* **Task brief**
Look through the material and copy each line holding "yyyy".

Raw records
· · · · ·

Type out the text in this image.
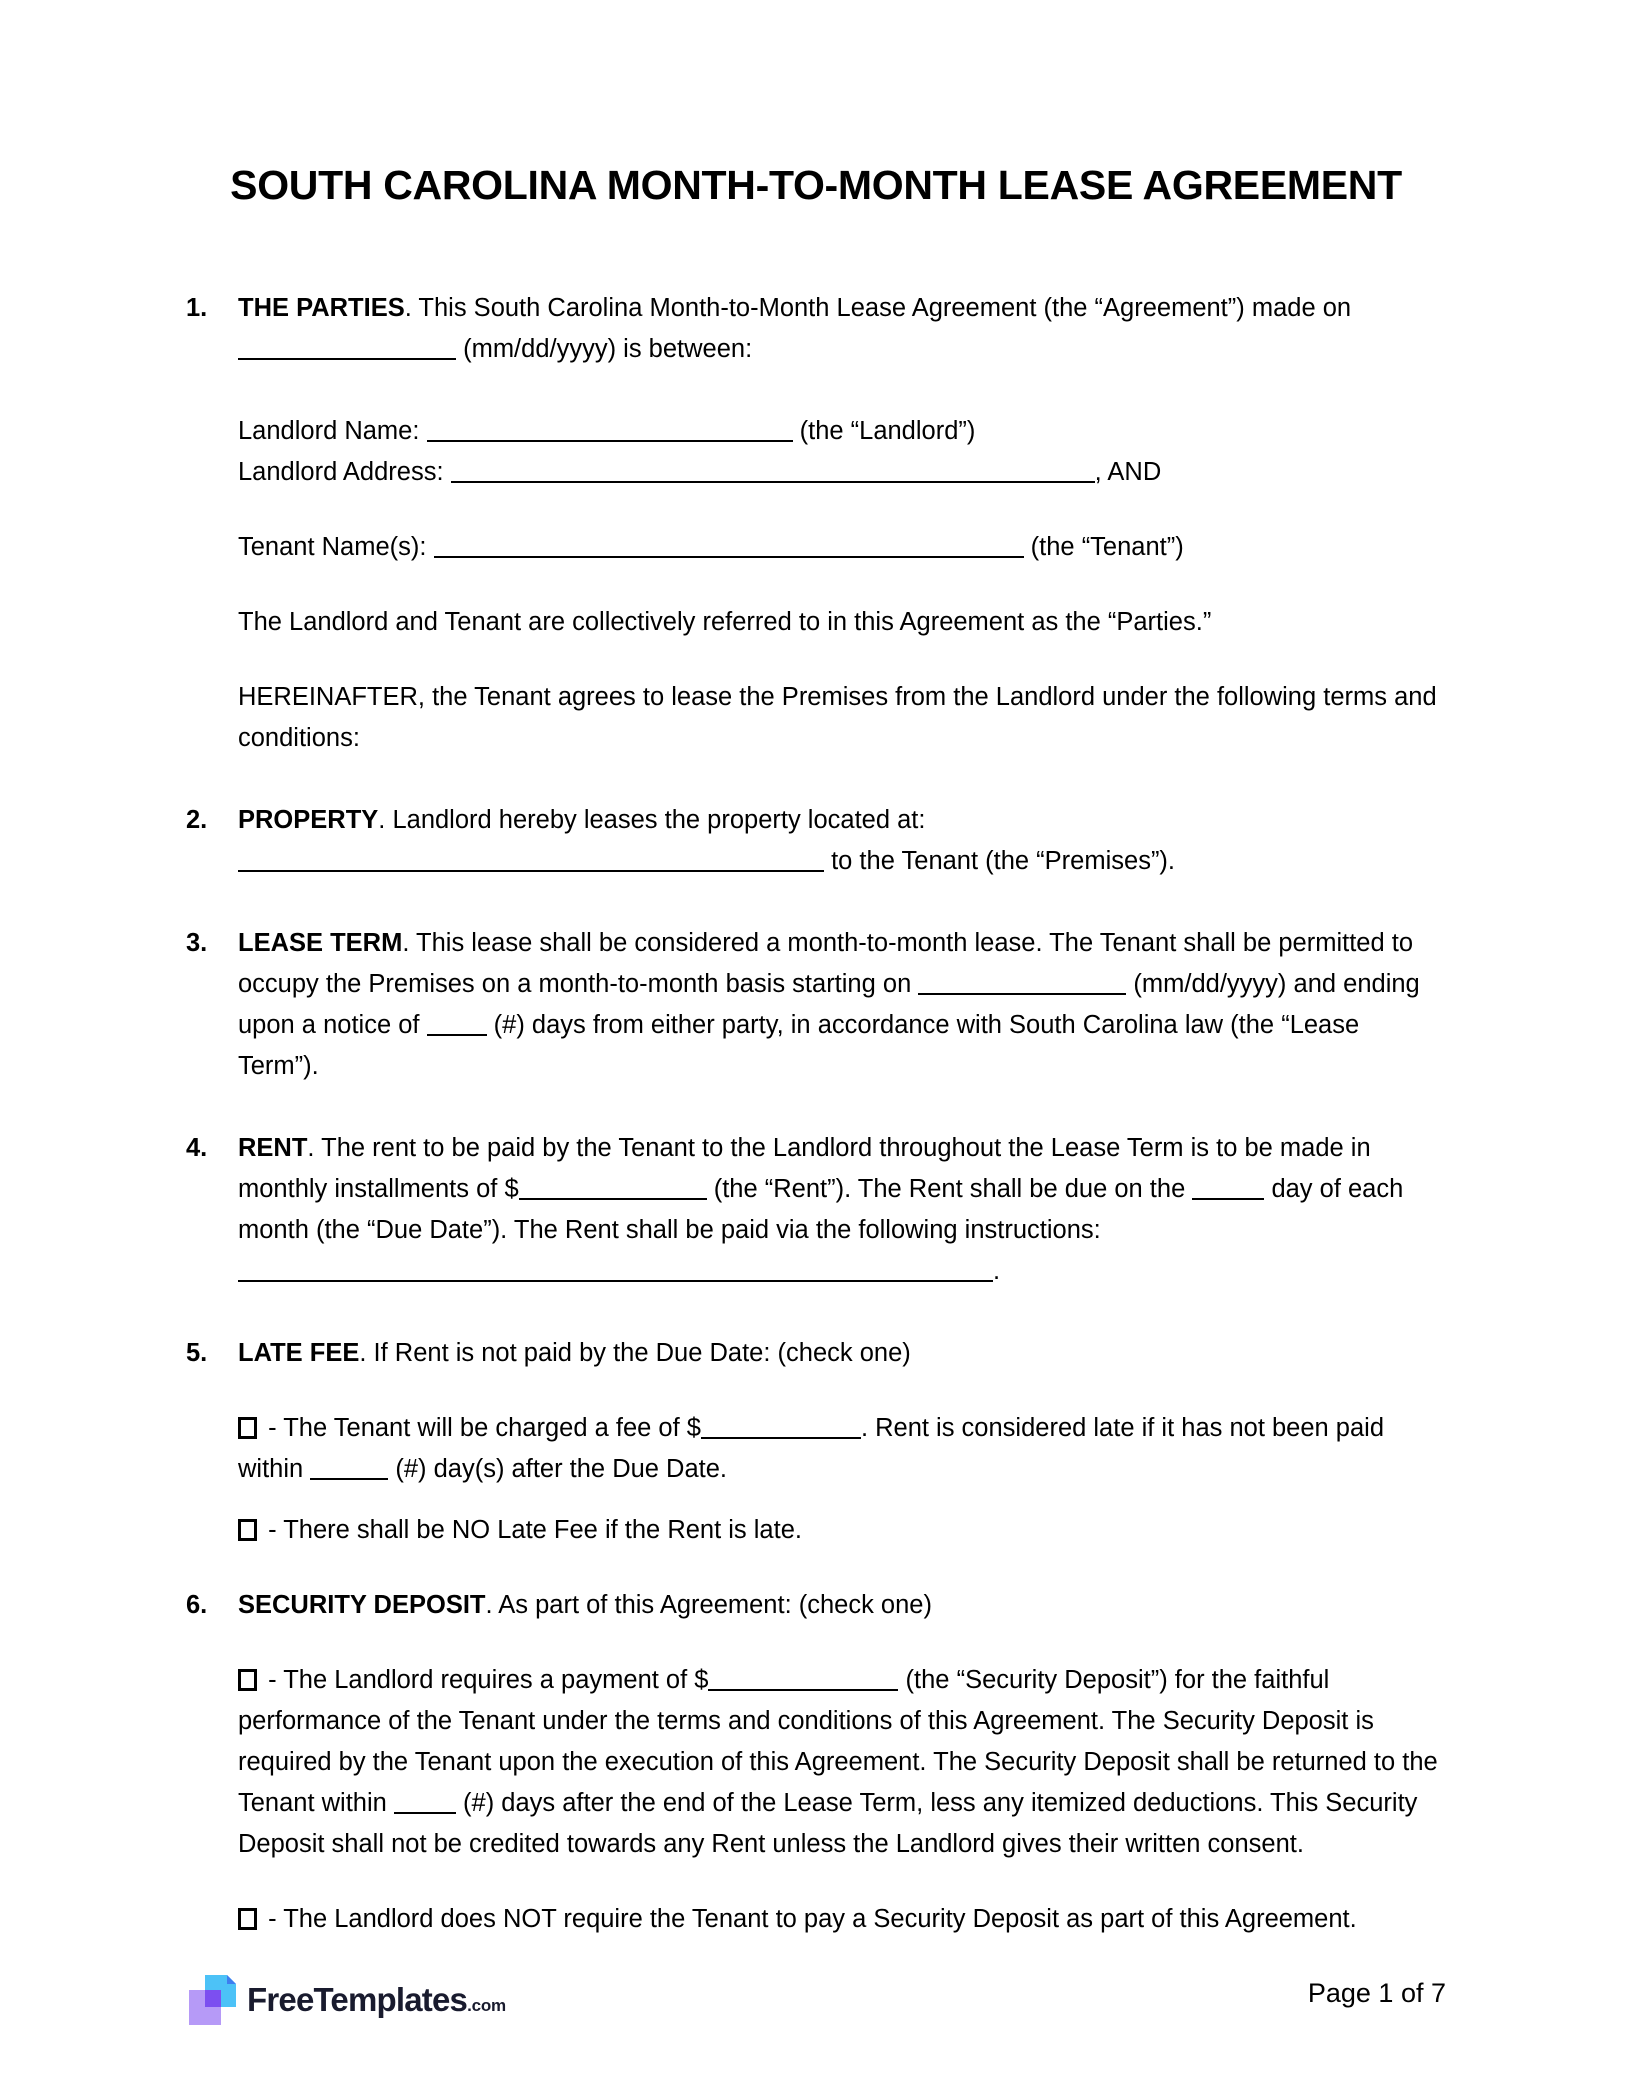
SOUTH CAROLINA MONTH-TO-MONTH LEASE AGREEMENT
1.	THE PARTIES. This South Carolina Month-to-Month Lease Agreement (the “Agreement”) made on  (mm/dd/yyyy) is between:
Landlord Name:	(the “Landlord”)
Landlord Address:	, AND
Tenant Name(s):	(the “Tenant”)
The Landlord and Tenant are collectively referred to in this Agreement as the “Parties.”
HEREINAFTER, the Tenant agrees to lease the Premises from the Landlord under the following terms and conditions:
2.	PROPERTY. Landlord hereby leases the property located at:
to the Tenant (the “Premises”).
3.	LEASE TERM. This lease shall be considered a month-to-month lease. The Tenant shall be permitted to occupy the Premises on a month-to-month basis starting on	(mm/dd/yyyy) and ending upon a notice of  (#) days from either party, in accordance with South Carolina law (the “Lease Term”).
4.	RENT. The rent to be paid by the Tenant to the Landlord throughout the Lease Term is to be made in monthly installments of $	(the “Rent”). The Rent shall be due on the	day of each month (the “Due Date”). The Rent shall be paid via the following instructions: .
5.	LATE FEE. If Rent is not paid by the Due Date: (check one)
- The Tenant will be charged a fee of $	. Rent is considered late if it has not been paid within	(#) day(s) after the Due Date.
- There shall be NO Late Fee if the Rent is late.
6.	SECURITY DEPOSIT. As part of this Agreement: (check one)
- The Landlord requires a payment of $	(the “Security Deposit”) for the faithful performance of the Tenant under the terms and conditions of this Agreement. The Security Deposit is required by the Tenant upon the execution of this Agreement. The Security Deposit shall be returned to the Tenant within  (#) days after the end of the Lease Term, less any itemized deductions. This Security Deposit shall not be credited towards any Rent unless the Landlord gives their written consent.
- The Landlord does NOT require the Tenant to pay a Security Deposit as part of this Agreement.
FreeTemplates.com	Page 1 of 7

· · · · ·

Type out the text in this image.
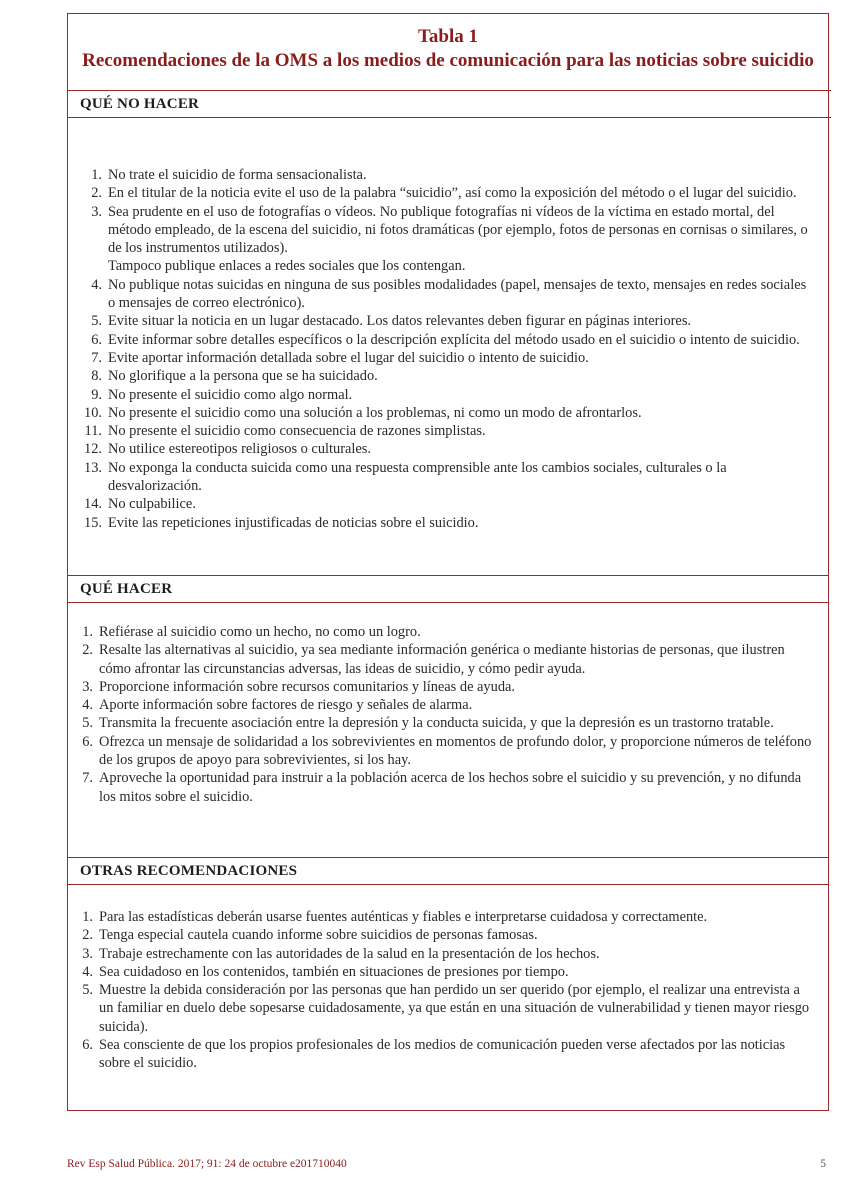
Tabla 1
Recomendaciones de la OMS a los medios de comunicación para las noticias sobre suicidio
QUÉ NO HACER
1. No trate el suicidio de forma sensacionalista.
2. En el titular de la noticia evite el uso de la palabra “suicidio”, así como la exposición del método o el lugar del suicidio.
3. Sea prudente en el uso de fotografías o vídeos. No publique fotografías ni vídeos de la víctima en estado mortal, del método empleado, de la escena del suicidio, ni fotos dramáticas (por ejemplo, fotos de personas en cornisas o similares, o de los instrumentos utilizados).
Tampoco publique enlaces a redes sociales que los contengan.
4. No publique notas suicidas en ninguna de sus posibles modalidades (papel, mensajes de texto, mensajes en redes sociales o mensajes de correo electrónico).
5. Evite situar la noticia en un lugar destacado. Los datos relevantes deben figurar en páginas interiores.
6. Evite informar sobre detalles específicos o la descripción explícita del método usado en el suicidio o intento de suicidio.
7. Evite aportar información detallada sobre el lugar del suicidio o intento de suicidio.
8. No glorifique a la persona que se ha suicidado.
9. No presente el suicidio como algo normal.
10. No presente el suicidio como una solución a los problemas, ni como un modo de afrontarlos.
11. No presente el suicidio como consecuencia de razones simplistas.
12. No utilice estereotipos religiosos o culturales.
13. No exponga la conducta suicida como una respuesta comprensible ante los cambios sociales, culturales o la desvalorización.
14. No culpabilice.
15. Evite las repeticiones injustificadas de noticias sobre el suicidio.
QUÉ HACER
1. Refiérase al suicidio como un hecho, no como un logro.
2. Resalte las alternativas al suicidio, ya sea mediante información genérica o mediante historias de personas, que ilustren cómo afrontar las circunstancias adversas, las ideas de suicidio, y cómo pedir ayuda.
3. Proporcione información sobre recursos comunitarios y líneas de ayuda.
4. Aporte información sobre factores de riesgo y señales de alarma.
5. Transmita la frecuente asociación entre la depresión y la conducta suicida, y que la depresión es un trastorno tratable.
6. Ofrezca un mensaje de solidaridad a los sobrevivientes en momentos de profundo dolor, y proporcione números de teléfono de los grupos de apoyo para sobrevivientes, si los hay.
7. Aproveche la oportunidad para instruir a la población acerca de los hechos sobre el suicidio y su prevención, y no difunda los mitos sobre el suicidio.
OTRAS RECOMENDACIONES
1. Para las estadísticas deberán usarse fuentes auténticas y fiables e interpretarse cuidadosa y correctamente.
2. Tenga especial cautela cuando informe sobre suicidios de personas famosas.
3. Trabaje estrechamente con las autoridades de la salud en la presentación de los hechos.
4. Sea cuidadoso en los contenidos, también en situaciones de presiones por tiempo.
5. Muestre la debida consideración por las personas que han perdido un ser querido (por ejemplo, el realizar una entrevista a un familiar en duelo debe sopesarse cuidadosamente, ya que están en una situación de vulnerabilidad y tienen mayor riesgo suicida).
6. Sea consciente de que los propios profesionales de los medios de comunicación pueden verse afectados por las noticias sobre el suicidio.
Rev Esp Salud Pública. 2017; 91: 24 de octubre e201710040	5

· · · · ·

* **Final result**
1.	THE PARTIES. This South Carolina Month-to-Month Lease Agreement (the “Agreement”) made on  (mm/dd/yyyy) is between:
3.	LEASE TERM. This lease shall be considered a month-to-month lease. The Tenant shall be permitted to occupy the Premises on a month-to-month basis starting on	(mm/dd/yyyy) and ending upon a notice of  (#) days from either party, in accordance with South Carolina law (the “Lease Term”).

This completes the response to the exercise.